§ How to complete this task
Go through the data below and count every line that has the word "basis". Return only the count.

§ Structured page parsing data
---------------
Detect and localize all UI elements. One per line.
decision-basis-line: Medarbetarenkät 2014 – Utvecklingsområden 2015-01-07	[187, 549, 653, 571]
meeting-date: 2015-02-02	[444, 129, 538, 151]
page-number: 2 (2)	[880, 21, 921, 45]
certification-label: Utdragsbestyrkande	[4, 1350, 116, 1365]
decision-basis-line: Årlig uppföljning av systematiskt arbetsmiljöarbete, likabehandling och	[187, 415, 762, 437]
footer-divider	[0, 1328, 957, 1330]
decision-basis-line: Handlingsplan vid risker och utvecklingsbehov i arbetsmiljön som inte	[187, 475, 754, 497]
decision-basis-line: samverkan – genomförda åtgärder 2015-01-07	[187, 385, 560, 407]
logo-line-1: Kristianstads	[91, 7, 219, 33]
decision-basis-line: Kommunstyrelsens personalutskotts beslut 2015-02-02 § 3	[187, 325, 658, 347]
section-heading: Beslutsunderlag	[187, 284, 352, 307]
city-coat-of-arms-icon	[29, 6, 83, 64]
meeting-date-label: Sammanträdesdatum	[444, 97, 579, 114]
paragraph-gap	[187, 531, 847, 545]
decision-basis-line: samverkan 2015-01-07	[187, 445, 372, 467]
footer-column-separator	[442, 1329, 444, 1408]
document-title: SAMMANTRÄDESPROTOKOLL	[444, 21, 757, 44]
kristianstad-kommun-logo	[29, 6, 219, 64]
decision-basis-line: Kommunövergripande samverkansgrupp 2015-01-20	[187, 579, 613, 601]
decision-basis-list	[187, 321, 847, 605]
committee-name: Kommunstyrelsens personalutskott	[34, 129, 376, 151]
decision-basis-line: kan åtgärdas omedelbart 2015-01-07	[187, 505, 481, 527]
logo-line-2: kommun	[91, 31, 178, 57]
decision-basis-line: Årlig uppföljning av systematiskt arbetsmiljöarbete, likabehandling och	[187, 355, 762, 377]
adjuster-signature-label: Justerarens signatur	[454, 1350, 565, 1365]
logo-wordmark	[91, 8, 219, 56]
---------------
§ Worked solution
10